Exercise requirements>
The listing beneath should be written out in full, exactly as shown.

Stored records
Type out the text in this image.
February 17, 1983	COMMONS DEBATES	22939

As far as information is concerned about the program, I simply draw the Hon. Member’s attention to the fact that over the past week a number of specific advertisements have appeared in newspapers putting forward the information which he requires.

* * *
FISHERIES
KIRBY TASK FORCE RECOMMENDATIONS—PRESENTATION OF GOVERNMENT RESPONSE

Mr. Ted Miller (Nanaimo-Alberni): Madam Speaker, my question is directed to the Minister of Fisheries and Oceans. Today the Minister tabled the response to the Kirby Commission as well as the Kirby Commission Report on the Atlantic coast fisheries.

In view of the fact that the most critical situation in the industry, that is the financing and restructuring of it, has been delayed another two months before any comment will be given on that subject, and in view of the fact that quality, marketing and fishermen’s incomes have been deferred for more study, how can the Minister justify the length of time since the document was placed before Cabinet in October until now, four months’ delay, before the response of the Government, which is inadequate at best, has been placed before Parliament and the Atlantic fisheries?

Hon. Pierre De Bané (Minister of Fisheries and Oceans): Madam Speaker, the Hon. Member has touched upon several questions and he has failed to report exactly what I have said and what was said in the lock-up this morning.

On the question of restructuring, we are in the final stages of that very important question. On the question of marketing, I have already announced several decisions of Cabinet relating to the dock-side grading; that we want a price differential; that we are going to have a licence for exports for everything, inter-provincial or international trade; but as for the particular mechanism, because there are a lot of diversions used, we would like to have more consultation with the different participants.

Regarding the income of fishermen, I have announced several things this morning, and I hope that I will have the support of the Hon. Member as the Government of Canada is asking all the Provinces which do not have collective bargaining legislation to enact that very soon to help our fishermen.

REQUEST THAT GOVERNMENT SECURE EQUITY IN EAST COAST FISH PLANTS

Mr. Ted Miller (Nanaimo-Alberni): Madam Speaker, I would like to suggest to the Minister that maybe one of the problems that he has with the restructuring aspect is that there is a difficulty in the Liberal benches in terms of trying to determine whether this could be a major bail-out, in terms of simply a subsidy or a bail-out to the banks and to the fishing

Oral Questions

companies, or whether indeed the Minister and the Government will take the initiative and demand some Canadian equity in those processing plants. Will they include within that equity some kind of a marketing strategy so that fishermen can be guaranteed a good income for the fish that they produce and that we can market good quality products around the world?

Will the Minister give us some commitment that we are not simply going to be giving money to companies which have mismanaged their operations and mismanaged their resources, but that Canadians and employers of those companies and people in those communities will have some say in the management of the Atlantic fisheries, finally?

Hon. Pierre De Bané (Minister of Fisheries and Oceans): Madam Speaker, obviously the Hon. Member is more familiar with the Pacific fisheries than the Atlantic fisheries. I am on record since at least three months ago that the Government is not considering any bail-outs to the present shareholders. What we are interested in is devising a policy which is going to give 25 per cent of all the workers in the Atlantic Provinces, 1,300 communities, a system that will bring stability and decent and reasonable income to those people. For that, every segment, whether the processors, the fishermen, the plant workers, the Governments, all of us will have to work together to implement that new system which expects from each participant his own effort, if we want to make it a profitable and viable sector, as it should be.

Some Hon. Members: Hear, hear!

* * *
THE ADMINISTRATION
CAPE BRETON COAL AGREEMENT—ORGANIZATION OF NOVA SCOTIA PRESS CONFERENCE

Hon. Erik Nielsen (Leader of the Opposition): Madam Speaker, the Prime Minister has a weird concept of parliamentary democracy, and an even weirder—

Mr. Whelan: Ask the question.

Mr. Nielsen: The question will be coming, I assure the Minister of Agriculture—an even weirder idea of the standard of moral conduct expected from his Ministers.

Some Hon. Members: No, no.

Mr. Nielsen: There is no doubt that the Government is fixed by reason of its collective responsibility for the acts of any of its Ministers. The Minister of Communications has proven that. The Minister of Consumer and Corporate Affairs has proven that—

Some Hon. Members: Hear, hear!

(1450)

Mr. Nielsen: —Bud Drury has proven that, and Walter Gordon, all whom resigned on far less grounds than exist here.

Reply to the task>
Type out the text in this image.
February 17, 1983	COMMONS DEBATES	22939

As far as information is concerned about the program, I simply draw the Hon. Member’s attention to the fact that over the past week a number of specific advertisements have appeared in newspapers putting forward the information which he requires.

* * *
FISHERIES
KIRBY TASK FORCE RECOMMENDATIONS—PRESENTATION OF GOVERNMENT RESPONSE

Mr. Ted Miller (Nanaimo-Alberni): Madam Speaker, my question is directed to the Minister of Fisheries and Oceans. Today the Minister tabled the response to the Kirby Commission as well as the Kirby Commission Report on the Atlantic coast fisheries.

In view of the fact that the most critical situation in the industry, that is the financing and restructuring of it, has been delayed another two months before any comment will be given on that subject, and in view of the fact that quality, marketing and fishermen’s incomes have been deferred for more study, how can the Minister justify the length of time since the document was placed before Cabinet in October until now, four months’ delay, before the response of the Government, which is inadequate at best, has been placed before Parliament and the Atlantic fisheries?

Hon. Pierre De Bané (Minister of Fisheries and Oceans): Madam Speaker, the Hon. Member has touched upon several questions and he has failed to report exactly what I have said and what was said in the lock-up this morning.

On the question of restructuring, we are in the final stages of that very important question. On the question of marketing, I have already announced several decisions of Cabinet relating to the dock-side grading; that we want a price differential; that we are going to have a licence for exports for everything, inter-provincial or international trade; but as for the particular mechanism, because there are a lot of diversions used, we would like to have more consultation with the different participants.

Regarding the income of fishermen, I have announced several things this morning, and I hope that I will have the support of the Hon. Member as the Government of Canada is asking all the Provinces which do not have collective bargaining legislation to enact that very soon to help our fishermen.

REQUEST THAT GOVERNMENT SECURE EQUITY IN EAST COAST FISH PLANTS

Mr. Ted Miller (Nanaimo-Alberni): Madam Speaker, I would like to suggest to the Minister that maybe one of the problems that he has with the restructuring aspect is that there is a difficulty in the Liberal benches in terms of trying to determine whether this could be a major bail-out, in terms of simply a subsidy or a bail-out to the banks and to the fishing

Oral Questions

companies, or whether indeed the Minister and the Government will take the initiative and demand some Canadian equity in those processing plants. Will they include within that equity some kind of a marketing strategy so that fishermen can be guaranteed a good income for the fish that they produce and that we can market good quality products around the world?

Will the Minister give us some commitment that we are not simply going to be giving money to companies which have mismanaged their operations and mismanaged their resources, but that Canadians and employers of those companies and people in those communities will have some say in the management of the Atlantic fisheries, finally?

Hon. Pierre De Bané (Minister of Fisheries and Oceans): Madam Speaker, obviously the Hon. Member is more familiar with the Pacific fisheries than the Atlantic fisheries. I am on record since at least three months ago that the Government is not considering any bail-outs to the present shareholders. What we are interested in is devising a policy which is going to give 25 per cent of all the workers in the Atlantic Provinces, 1,300 communities, a system that will bring stability and decent and reasonable income to those people. For that, every segment, whether the processors, the fishermen, the plant workers, the Governments, all of us will have to work together to implement that new system which expects from each participant his own effort, if we want to make it a profitable and viable sector, as it should be.

Some Hon. Members: Hear, hear!

* * *
THE ADMINISTRATION
CAPE BRETON COAL AGREEMENT—ORGANIZATION OF NOVA SCOTIA PRESS CONFERENCE

Hon. Erik Nielsen (Leader of the Opposition): Madam Speaker, the Prime Minister has a weird concept of parliamentary democracy, and an even weirder—

Mr. Whelan: Ask the question.

Mr. Nielsen: The question will be coming, I assure the Minister of Agriculture—an even weirder idea of the standard of moral conduct expected from his Ministers.

Some Hon. Members: No, no.

Mr. Nielsen: There is no doubt that the Government is fixed by reason of its collective responsibility for the acts of any of its Ministers. The Minister of Communications has proven that. The Minister of Consumer and Corporate Affairs has proven that—

Some Hon. Members: Hear, hear!

(1450)

Mr. Nielsen: —Bud Drury has proven that, and Walter Gordon, all whom resigned on far less grounds than exist here.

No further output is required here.